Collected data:
# # # # #
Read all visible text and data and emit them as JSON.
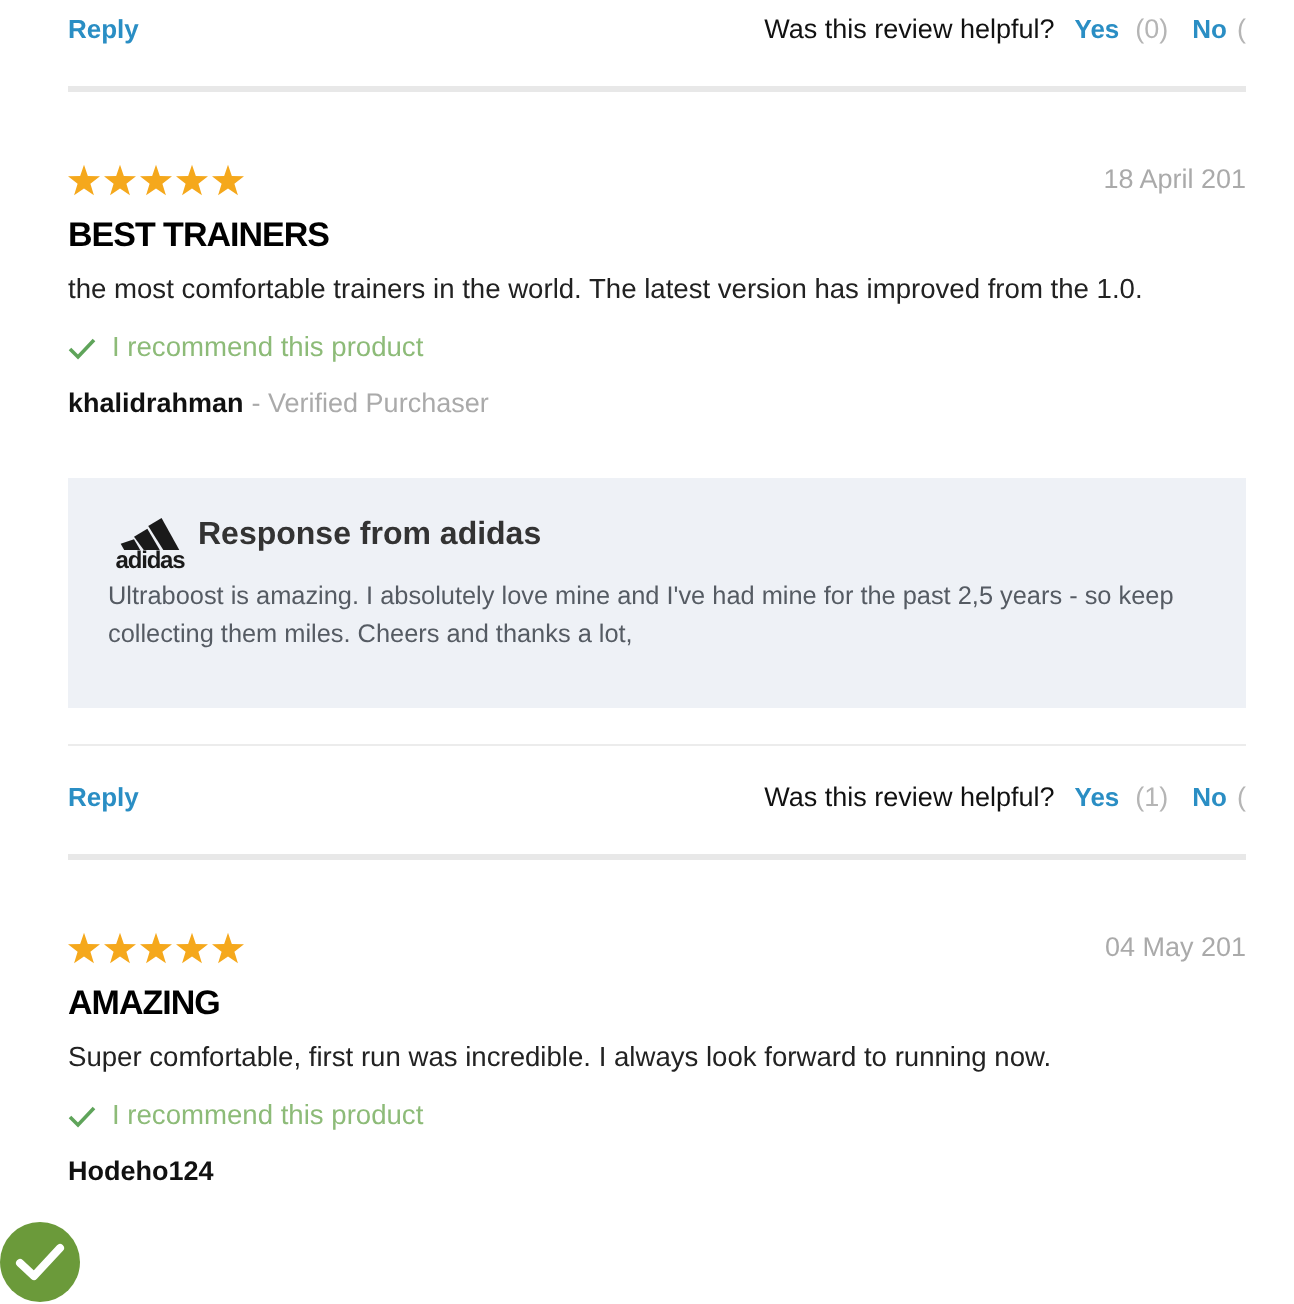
{
  "previous_review_footer": {
    "reply": "Reply",
    "helpful_question": "Was this review helpful?",
    "yes": "Yes",
    "yes_count": "(0)",
    "no": "No",
    "no_count": "("
  },
  "reviews": [
    {
      "stars": 5,
      "date": "18 April 201",
      "title": "BEST TRAINERS",
      "body": "the most comfortable trainers in the world. The latest version has improved from the 1.0.",
      "recommended": true,
      "recommend_text": "I recommend this product",
      "author": "khalidrahman",
      "author_note": "- Verified Purchaser",
      "response": {
        "logo_text": "adidas",
        "heading": "Response from adidas",
        "body": "Ultraboost is amazing. I absolutely love mine and I've had mine for the past 2,5 years - so keep collecting them miles. Cheers and thanks a lot,"
      },
      "footer": {
        "reply": "Reply",
        "helpful_question": "Was this review helpful?",
        "yes": "Yes",
        "yes_count": "(1)",
        "no": "No",
        "no_count": "("
      }
    },
    {
      "stars": 5,
      "date": "04 May 201",
      "title": "AMAZING",
      "body": "Super comfortable, first run was incredible. I always look forward to running now.",
      "recommended": true,
      "recommend_text": "I recommend this product",
      "author": "Hodeho124"
    }
  ]
}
# # # # #
Short task: All of the data above should be quoted exactly, except for the pictures.

Output below:
Read all visible text and data and emit them as JSON.
{
  "previous_review_footer": {
    "reply": "Reply",
    "helpful_question": "Was this review helpful?",
    "yes": "Yes",
    "yes_count": "(0)",
    "no": "No",
    "no_count": "("
  },
  "reviews": [
    {
      "stars": 5,
      "date": "18 April 201",
      "title": "BEST TRAINERS",
      "body": "the most comfortable trainers in the world. The latest version has improved from the 1.0.",
      "recommended": true,
      "recommend_text": "I recommend this product",
      "author": "khalidrahman",
      "author_note": "- Verified Purchaser",
      "response": {
        "logo_text": "adidas",
        "heading": "Response from adidas",
        "body": "Ultraboost is amazing. I absolutely love mine and I've had mine for the past 2,5 years - so keep collecting them miles. Cheers and thanks a lot,"
      },
      "footer": {
        "reply": "Reply",
        "helpful_question": "Was this review helpful?",
        "yes": "Yes",
        "yes_count": "(1)",
        "no": "No",
        "no_count": "("
      }
    },
    {
      "stars": 5,
      "date": "04 May 201",
      "title": "AMAZING",
      "body": "Super comfortable, first run was incredible. I always look forward to running now.",
      "recommended": true,
      "recommend_text": "I recommend this product",
      "author": "Hodeho124"
    }
  ]
}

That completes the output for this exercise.